--- Requirements ---
Copy out all of the material exactly as presented.
== Material for this task
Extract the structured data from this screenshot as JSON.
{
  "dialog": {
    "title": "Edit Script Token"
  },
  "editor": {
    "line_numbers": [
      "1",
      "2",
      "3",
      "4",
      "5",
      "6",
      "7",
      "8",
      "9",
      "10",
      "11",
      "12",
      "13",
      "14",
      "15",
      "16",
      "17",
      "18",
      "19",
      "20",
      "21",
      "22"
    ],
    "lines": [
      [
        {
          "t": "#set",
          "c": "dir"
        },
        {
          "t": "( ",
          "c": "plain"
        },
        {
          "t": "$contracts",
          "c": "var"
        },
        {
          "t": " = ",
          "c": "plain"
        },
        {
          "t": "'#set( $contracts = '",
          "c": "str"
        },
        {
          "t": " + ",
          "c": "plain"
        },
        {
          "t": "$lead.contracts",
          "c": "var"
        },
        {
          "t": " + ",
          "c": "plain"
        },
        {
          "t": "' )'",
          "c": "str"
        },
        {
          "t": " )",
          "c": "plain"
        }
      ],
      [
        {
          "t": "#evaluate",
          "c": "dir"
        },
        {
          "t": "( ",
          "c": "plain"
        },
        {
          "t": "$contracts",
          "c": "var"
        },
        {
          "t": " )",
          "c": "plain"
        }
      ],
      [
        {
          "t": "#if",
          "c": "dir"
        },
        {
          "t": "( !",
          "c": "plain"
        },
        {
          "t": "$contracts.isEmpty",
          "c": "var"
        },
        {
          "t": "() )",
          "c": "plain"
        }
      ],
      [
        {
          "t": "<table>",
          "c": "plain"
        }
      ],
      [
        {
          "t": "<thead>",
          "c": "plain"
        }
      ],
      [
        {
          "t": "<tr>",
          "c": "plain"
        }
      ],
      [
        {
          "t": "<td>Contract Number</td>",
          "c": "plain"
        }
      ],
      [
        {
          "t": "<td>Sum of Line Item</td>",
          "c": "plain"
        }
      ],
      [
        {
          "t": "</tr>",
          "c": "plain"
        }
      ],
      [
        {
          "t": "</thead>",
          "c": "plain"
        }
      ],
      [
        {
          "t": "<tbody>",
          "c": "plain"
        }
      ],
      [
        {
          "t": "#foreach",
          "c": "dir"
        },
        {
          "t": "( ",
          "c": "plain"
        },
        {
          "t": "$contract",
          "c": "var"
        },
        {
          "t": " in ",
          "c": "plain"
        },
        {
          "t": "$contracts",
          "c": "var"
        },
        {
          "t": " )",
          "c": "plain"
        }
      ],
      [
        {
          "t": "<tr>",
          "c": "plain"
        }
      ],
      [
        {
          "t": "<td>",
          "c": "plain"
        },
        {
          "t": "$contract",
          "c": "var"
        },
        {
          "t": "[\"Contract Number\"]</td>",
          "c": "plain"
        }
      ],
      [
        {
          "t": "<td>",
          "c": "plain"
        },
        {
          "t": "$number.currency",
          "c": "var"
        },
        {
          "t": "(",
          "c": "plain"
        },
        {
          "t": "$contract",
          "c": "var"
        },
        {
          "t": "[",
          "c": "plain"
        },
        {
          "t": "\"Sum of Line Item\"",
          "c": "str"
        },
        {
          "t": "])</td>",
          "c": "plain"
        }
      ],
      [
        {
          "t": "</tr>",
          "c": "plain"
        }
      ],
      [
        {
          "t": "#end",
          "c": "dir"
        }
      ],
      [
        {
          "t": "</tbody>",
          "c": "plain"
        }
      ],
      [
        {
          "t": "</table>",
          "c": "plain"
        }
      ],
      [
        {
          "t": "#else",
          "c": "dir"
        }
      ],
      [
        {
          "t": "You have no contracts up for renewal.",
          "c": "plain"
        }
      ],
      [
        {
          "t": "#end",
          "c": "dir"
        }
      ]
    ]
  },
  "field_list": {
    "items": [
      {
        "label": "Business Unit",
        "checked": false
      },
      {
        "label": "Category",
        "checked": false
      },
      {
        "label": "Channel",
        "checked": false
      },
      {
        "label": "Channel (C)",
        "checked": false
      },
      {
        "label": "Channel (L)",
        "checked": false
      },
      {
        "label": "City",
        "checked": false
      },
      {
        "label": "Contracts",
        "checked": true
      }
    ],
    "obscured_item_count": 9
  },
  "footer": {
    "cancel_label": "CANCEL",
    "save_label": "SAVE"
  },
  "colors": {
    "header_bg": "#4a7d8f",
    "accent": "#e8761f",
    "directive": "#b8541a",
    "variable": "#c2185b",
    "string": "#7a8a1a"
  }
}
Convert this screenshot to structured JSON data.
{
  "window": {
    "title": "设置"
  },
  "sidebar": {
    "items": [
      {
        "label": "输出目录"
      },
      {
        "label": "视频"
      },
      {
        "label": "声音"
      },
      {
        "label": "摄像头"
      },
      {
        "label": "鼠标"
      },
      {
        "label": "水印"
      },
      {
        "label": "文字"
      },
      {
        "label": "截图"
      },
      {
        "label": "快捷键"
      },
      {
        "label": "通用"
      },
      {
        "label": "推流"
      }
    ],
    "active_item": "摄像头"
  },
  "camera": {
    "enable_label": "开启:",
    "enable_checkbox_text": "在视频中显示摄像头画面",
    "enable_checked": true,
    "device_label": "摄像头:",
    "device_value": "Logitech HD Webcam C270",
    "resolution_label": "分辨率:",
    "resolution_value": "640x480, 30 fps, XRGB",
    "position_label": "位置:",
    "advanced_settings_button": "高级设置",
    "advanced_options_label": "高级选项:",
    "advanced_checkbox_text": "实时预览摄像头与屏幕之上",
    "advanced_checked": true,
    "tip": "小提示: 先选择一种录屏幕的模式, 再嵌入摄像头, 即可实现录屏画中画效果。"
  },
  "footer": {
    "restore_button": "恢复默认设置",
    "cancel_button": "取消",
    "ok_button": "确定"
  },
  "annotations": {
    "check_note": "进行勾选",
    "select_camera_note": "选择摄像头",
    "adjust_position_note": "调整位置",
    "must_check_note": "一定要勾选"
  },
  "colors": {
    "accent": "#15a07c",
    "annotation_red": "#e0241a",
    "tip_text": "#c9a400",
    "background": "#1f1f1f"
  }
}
====
--- Task solution ---
Extract the structured data from this screenshot as JSON.
{
  "dialog": {
    "title": "Edit Script Token"
  },
  "editor": {
    "line_numbers": [
      "1",
      "2",
      "3",
      "4",
      "5",
      "6",
      "7",
      "8",
      "9",
      "10",
      "11",
      "12",
      "13",
      "14",
      "15",
      "16",
      "17",
      "18",
      "19",
      "20",
      "21",
      "22"
    ],
    "lines": [
      [
        {
          "t": "#set",
          "c": "dir"
        },
        {
          "t": "( ",
          "c": "plain"
        },
        {
          "t": "$contracts",
          "c": "var"
        },
        {
          "t": " = ",
          "c": "plain"
        },
        {
          "t": "'#set( $contracts = '",
          "c": "str"
        },
        {
          "t": " + ",
          "c": "plain"
        },
        {
          "t": "$lead.contracts",
          "c": "var"
        },
        {
          "t": " + ",
          "c": "plain"
        },
        {
          "t": "' )'",
          "c": "str"
        },
        {
          "t": " )",
          "c": "plain"
        }
      ],
      [
        {
          "t": "#evaluate",
          "c": "dir"
        },
        {
          "t": "( ",
          "c": "plain"
        },
        {
          "t": "$contracts",
          "c": "var"
        },
        {
          "t": " )",
          "c": "plain"
        }
      ],
      [
        {
          "t": "#if",
          "c": "dir"
        },
        {
          "t": "( !",
          "c": "plain"
        },
        {
          "t": "$contracts.isEmpty",
          "c": "var"
        },
        {
          "t": "() )",
          "c": "plain"
        }
      ],
      [
        {
          "t": "<table>",
          "c": "plain"
        }
      ],
      [
        {
          "t": "<thead>",
          "c": "plain"
        }
      ],
      [
        {
          "t": "<tr>",
          "c": "plain"
        }
      ],
      [
        {
          "t": "<td>Contract Number</td>",
          "c": "plain"
        }
      ],
      [
        {
          "t": "<td>Sum of Line Item</td>",
          "c": "plain"
        }
      ],
      [
        {
          "t": "</tr>",
          "c": "plain"
        }
      ],
      [
        {
          "t": "</thead>",
          "c": "plain"
        }
      ],
      [
        {
          "t": "<tbody>",
          "c": "plain"
        }
      ],
      [
        {
          "t": "#foreach",
          "c": "dir"
        },
        {
          "t": "( ",
          "c": "plain"
        },
        {
          "t": "$contract",
          "c": "var"
        },
        {
          "t": " in ",
          "c": "plain"
        },
        {
          "t": "$contracts",
          "c": "var"
        },
        {
          "t": " )",
          "c": "plain"
        }
      ],
      [
        {
          "t": "<tr>",
          "c": "plain"
        }
      ],
      [
        {
          "t": "<td>",
          "c": "plain"
        },
        {
          "t": "$contract",
          "c": "var"
        },
        {
          "t": "[\"Contract Number\"]</td>",
          "c": "plain"
        }
      ],
      [
        {
          "t": "<td>",
          "c": "plain"
        },
        {
          "t": "$number.currency",
          "c": "var"
        },
        {
          "t": "(",
          "c": "plain"
        },
        {
          "t": "$contract",
          "c": "var"
        },
        {
          "t": "[",
          "c": "plain"
        },
        {
          "t": "\"Sum of Line Item\"",
          "c": "str"
        },
        {
          "t": "])</td>",
          "c": "plain"
        }
      ],
      [
        {
          "t": "</tr>",
          "c": "plain"
        }
      ],
      [
        {
          "t": "#end",
          "c": "dir"
        }
      ],
      [
        {
          "t": "</tbody>",
          "c": "plain"
        }
      ],
      [
        {
          "t": "</table>",
          "c": "plain"
        }
      ],
      [
        {
          "t": "#else",
          "c": "dir"
        }
      ],
      [
        {
          "t": "You have no contracts up for renewal.",
          "c": "plain"
        }
      ],
      [
        {
          "t": "#end",
          "c": "dir"
        }
      ]
    ]
  },
  "field_list": {
    "items": [
      {
        "label": "Business Unit",
        "checked": false
      },
      {
        "label": "Category",
        "checked": false
      },
      {
        "label": "Channel",
        "checked": false
      },
      {
        "label": "Channel (C)",
        "checked": false
      },
      {
        "label": "Channel (L)",
        "checked": false
      },
      {
        "label": "City",
        "checked": false
      },
      {
        "label": "Contracts",
        "checked": true
      }
    ],
    "obscured_item_count": 9
  },
  "footer": {
    "cancel_label": "CANCEL",
    "save_label": "SAVE"
  },
  "colors": {
    "header_bg": "#4a7d8f",
    "accent": "#e8761f",
    "directive": "#b8541a",
    "variable": "#c2185b",
    "string": "#7a8a1a"
  }
}
Convert this screenshot to structured JSON data.
{
  "window": {
    "title": "设置"
  },
  "sidebar": {
    "items": [
      {
        "label": "输出目录"
      },
      {
        "label": "视频"
      },
      {
        "label": "声音"
      },
      {
        "label": "摄像头"
      },
      {
        "label": "鼠标"
      },
      {
        "label": "水印"
      },
      {
        "label": "文字"
      },
      {
        "label": "截图"
      },
      {
        "label": "快捷键"
      },
      {
        "label": "通用"
      },
      {
        "label": "推流"
      }
    ],
    "active_item": "摄像头"
  },
  "camera": {
    "enable_label": "开启:",
    "enable_checkbox_text": "在视频中显示摄像头画面",
    "enable_checked": true,
    "device_label": "摄像头:",
    "device_value": "Logitech HD Webcam C270",
    "resolution_label": "分辨率:",
    "resolution_value": "640x480, 30 fps, XRGB",
    "position_label": "位置:",
    "advanced_settings_button": "高级设置",
    "advanced_options_label": "高级选项:",
    "advanced_checkbox_text": "实时预览摄像头与屏幕之上",
    "advanced_checked": true,
    "tip": "小提示: 先选择一种录屏幕的模式, 再嵌入摄像头, 即可实现录屏画中画效果。"
  },
  "footer": {
    "restore_button": "恢复默认设置",
    "cancel_button": "取消",
    "ok_button": "确定"
  },
  "annotations": {
    "check_note": "进行勾选",
    "select_camera_note": "选择摄像头",
    "adjust_position_note": "调整位置",
    "must_check_note": "一定要勾选"
  },
  "colors": {
    "accent": "#15a07c",
    "annotation_red": "#e0241a",
    "tip_text": "#c9a400",
    "background": "#1f1f1f"
  }
}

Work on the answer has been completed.